(Recorded data)
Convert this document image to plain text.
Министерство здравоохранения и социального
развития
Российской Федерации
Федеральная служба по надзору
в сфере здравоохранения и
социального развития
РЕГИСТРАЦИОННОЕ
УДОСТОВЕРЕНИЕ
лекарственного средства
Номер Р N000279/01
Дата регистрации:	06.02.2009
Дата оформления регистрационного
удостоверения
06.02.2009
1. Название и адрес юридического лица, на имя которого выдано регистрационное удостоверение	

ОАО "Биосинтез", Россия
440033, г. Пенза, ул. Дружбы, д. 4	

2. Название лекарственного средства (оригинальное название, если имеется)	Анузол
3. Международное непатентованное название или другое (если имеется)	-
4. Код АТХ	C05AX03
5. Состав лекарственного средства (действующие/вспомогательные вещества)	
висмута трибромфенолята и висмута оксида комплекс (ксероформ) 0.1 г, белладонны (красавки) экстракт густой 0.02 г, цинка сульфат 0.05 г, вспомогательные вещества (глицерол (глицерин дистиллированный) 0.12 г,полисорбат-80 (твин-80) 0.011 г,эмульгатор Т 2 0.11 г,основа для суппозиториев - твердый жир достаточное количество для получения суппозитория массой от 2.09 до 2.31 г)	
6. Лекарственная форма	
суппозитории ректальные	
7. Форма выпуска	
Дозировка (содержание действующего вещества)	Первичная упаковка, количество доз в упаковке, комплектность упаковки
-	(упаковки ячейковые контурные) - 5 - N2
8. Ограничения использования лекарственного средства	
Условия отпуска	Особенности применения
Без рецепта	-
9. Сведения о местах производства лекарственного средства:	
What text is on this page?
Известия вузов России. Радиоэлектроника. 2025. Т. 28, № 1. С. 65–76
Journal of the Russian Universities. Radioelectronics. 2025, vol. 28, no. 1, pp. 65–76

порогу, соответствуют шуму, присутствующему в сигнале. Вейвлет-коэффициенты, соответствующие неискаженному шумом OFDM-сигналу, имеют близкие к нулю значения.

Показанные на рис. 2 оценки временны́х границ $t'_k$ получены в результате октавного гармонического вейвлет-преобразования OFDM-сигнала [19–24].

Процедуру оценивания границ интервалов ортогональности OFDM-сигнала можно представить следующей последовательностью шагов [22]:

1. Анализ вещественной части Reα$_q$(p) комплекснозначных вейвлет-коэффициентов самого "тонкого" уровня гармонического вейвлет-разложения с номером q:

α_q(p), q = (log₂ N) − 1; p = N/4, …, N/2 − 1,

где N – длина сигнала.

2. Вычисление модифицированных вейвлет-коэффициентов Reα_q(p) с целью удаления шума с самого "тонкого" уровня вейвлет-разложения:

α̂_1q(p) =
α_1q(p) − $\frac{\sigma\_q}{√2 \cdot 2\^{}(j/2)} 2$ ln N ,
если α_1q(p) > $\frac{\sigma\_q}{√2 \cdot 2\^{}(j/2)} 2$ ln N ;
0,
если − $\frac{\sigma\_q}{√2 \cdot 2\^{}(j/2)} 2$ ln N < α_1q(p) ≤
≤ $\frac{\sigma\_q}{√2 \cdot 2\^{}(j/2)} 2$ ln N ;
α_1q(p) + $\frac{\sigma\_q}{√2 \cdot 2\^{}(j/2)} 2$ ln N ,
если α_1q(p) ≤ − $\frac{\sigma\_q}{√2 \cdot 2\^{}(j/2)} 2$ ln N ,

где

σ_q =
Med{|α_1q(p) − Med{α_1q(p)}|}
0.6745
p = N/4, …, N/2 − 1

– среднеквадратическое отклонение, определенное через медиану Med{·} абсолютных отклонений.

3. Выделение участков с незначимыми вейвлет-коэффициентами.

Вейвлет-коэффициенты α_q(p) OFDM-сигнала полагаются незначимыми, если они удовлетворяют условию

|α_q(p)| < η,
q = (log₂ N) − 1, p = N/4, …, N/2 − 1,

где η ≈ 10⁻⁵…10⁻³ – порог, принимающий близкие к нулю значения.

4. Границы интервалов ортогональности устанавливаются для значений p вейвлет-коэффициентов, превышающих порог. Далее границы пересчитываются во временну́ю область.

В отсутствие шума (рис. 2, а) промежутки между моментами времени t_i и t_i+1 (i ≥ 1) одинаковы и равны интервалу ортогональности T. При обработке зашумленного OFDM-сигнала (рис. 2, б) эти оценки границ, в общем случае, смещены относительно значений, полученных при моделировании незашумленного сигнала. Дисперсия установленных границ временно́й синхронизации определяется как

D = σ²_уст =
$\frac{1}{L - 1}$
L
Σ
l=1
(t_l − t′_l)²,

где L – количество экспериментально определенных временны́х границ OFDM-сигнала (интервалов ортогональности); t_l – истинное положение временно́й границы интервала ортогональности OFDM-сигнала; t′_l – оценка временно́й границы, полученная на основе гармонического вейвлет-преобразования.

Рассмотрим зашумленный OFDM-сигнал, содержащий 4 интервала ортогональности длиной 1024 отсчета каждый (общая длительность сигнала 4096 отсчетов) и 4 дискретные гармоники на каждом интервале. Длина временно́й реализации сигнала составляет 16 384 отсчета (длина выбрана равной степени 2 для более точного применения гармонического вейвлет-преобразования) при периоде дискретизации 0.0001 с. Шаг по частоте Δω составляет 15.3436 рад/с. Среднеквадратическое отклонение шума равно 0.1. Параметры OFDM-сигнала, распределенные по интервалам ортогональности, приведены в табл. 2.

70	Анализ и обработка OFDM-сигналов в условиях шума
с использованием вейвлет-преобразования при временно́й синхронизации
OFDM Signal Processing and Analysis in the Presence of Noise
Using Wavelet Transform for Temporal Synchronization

■ WRITTEN INSTRUCTION:
Within the listing, how many lines hold the word "коэффициентов"? Only the number is to be given.

■ WRITTEN ANSWER:
3